GIVEN TASK – Which lines in the records below contain the word "this"? Copy each one out.

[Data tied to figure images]
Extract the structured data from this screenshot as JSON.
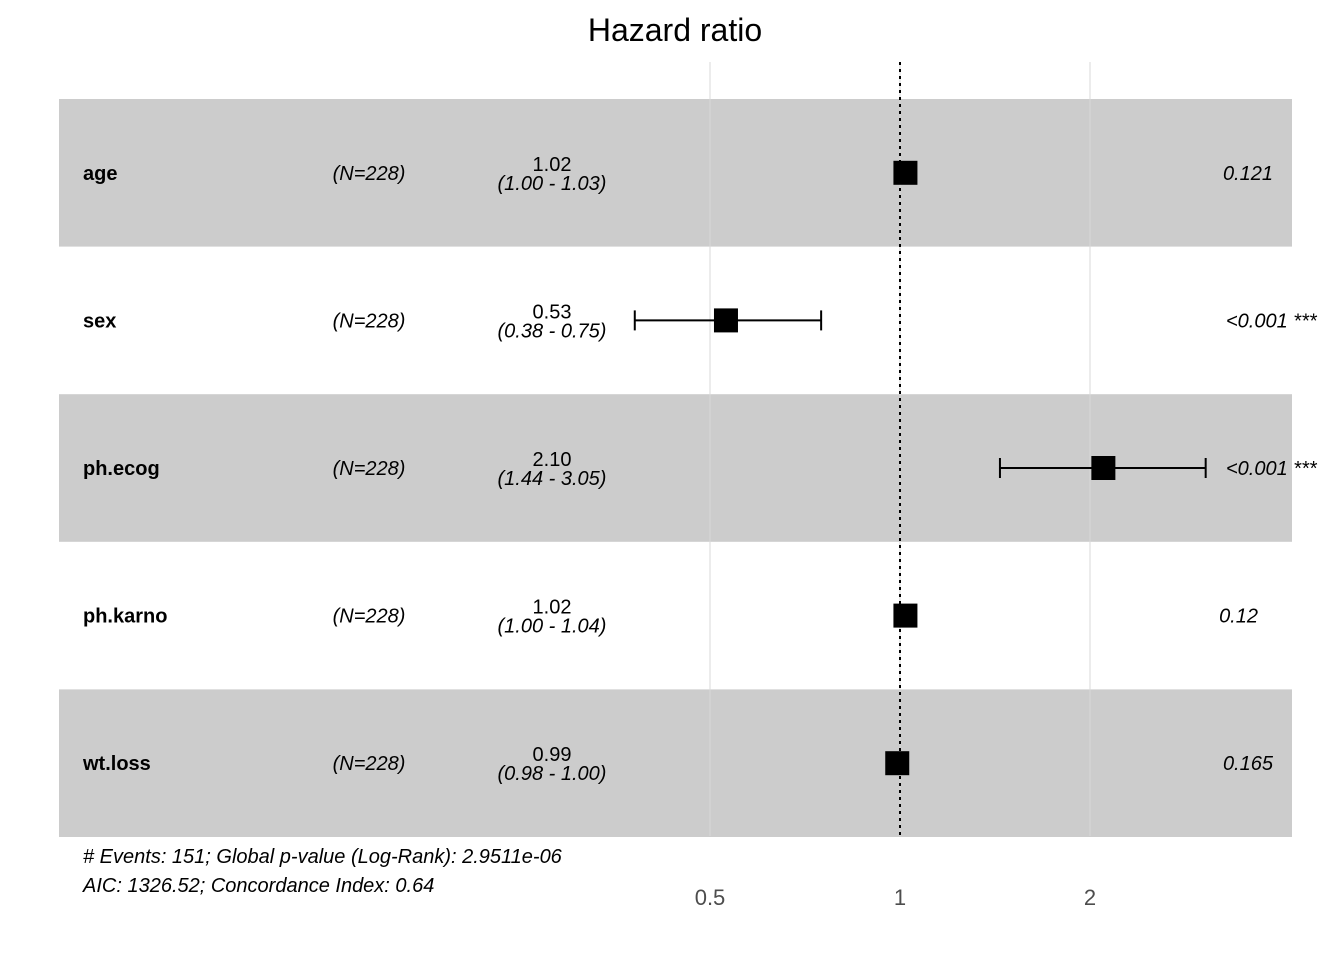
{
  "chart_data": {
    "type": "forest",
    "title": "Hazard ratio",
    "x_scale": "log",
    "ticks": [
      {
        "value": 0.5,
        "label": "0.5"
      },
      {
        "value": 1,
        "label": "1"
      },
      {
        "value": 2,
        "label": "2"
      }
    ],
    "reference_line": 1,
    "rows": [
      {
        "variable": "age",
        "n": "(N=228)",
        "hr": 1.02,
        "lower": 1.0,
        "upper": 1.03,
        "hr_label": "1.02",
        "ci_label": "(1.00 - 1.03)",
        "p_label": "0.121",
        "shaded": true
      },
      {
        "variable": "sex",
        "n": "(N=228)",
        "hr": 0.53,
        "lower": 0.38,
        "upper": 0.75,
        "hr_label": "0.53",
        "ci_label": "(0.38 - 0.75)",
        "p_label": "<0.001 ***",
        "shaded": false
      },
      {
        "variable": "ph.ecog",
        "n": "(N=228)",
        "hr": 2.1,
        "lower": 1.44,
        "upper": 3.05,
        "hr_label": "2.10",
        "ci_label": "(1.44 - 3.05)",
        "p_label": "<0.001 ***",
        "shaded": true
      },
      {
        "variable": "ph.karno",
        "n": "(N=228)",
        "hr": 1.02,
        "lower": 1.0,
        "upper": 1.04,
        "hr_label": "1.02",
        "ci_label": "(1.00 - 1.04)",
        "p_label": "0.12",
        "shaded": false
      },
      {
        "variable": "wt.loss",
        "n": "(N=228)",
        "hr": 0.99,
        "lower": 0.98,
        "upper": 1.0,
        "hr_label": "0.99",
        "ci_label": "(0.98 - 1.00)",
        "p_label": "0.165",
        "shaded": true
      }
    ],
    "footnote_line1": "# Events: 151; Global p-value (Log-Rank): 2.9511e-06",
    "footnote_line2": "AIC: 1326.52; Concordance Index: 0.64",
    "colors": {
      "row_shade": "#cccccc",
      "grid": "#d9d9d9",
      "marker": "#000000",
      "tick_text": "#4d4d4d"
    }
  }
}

---

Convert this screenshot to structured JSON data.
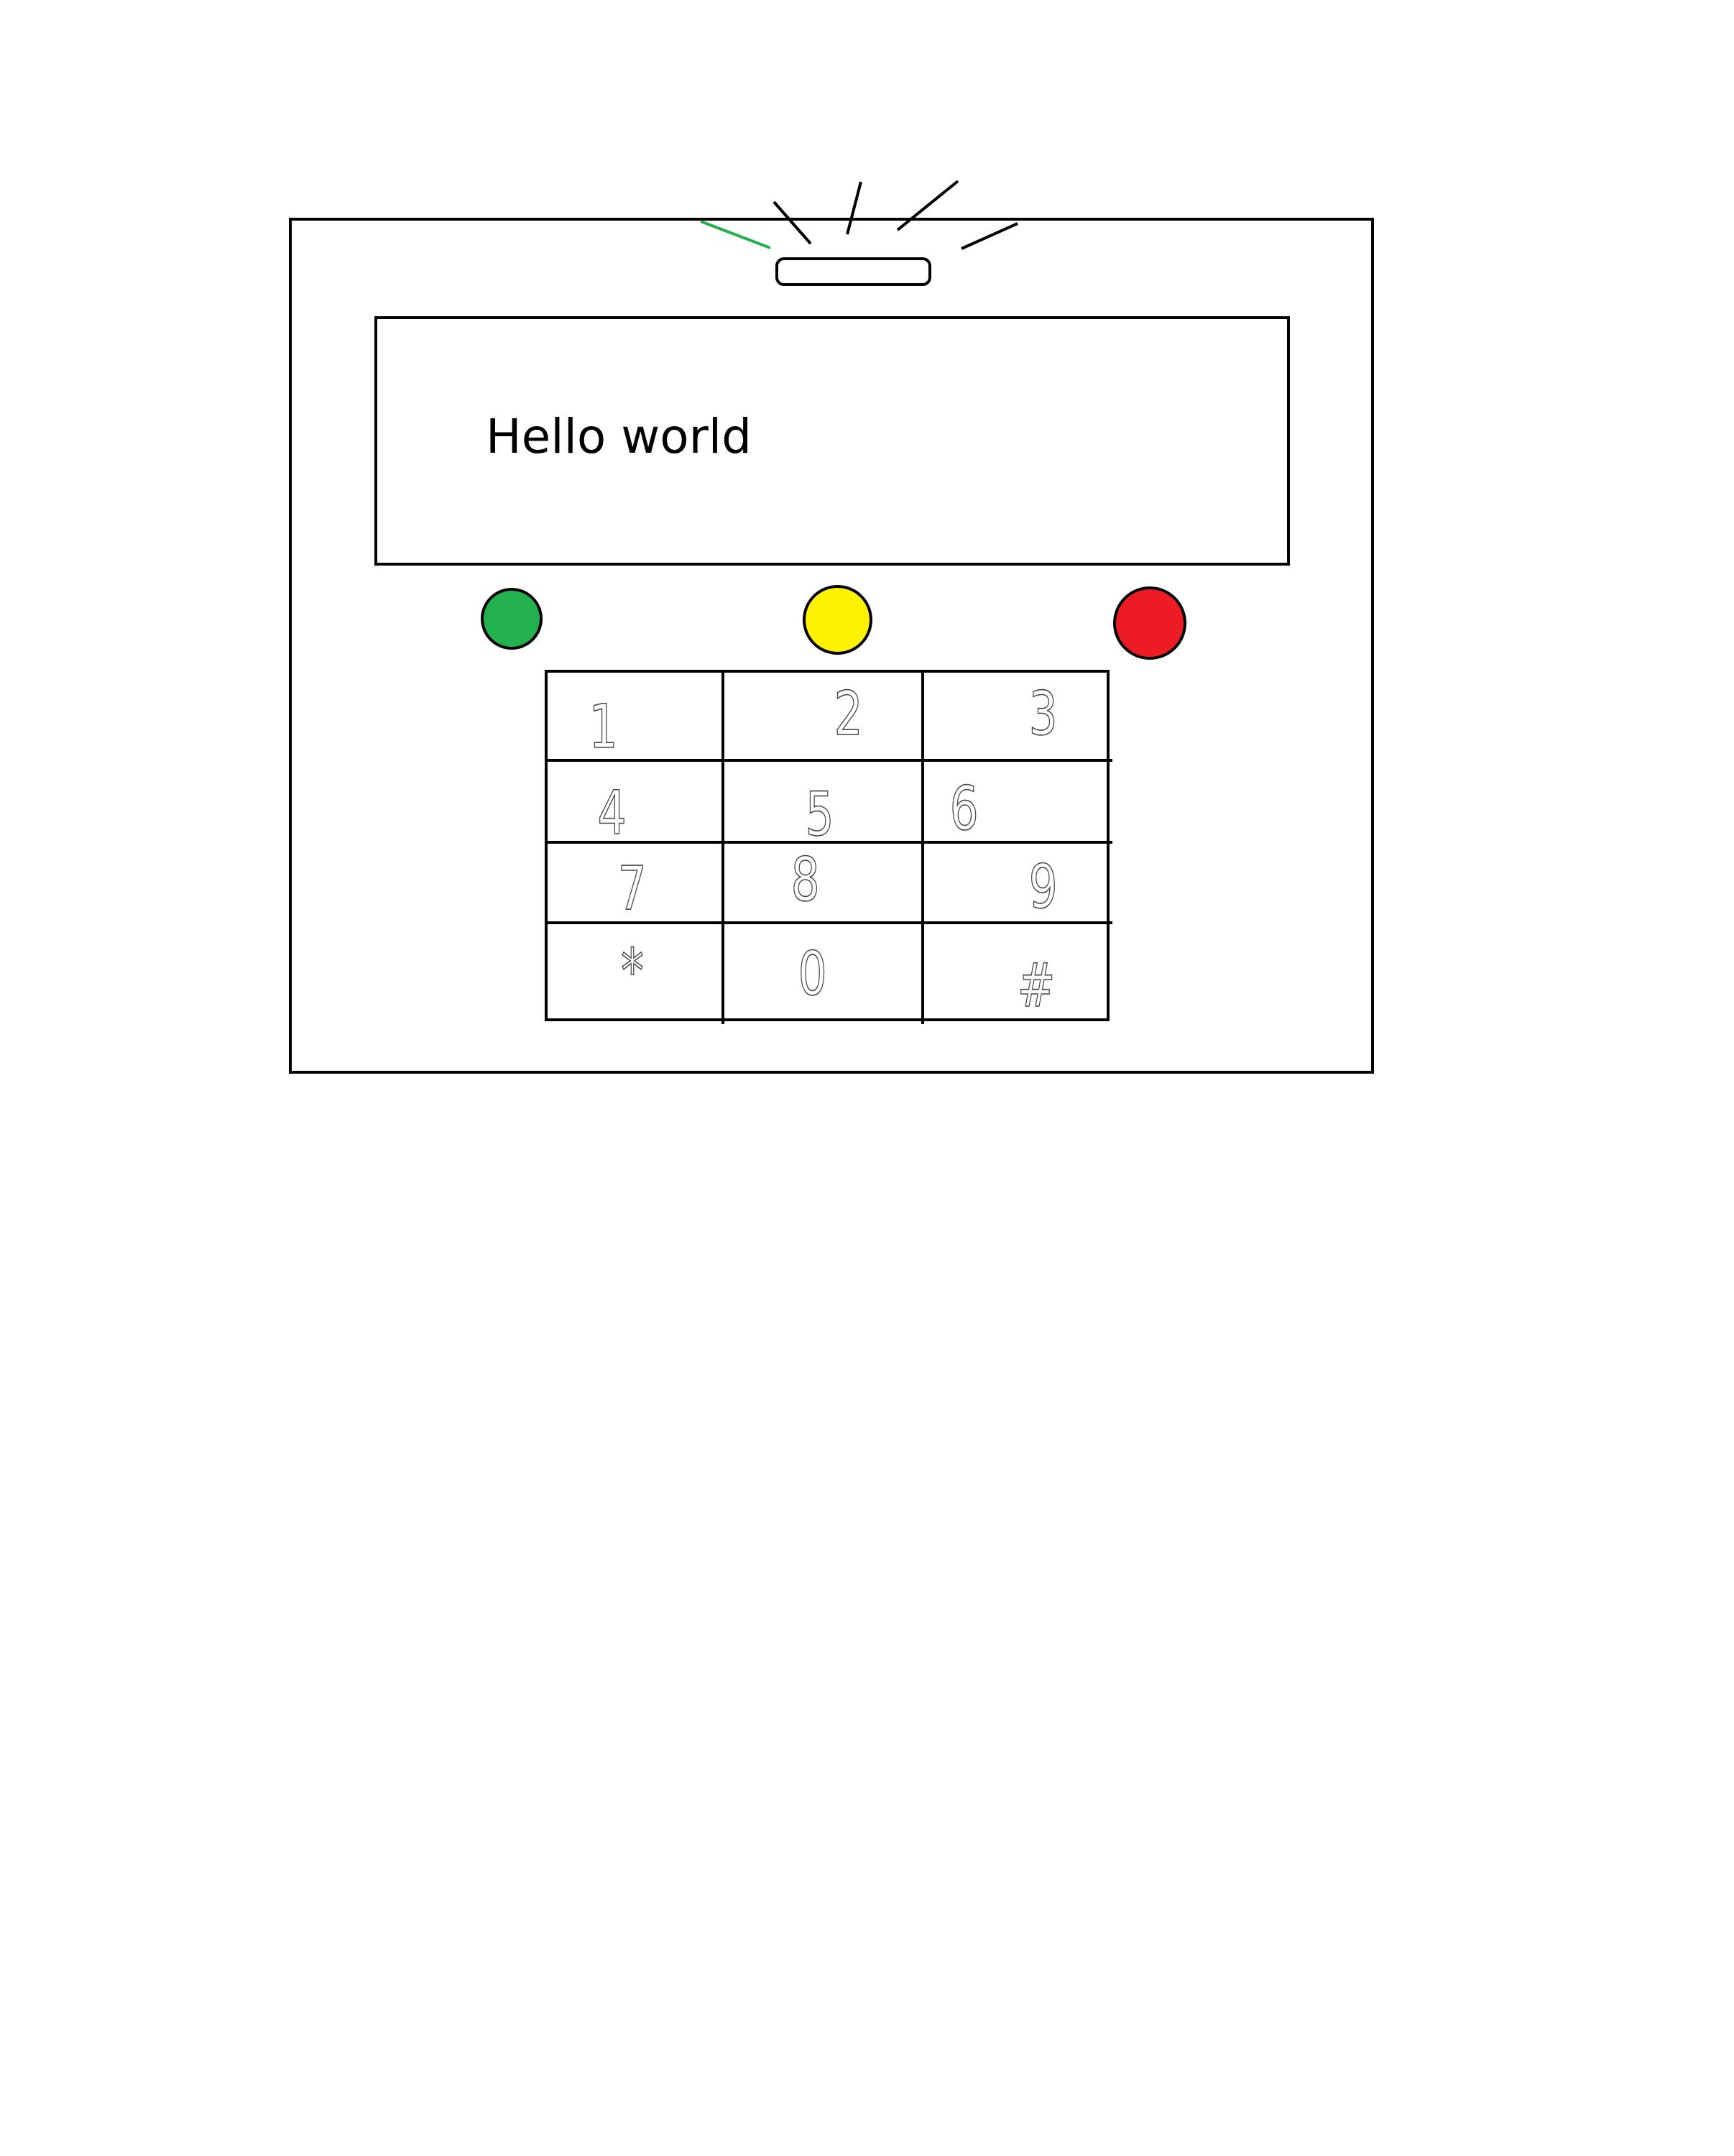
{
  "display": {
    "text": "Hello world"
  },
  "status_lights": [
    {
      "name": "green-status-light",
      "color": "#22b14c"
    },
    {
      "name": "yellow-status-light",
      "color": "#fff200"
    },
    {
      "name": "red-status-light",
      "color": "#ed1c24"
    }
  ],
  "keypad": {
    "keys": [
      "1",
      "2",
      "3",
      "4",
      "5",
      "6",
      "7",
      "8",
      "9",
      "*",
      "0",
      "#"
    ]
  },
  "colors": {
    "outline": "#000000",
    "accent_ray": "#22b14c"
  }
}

RESPONSE –
Extract the structured data from this screenshot as JSON.
Convert this screenshot to structured JSON data.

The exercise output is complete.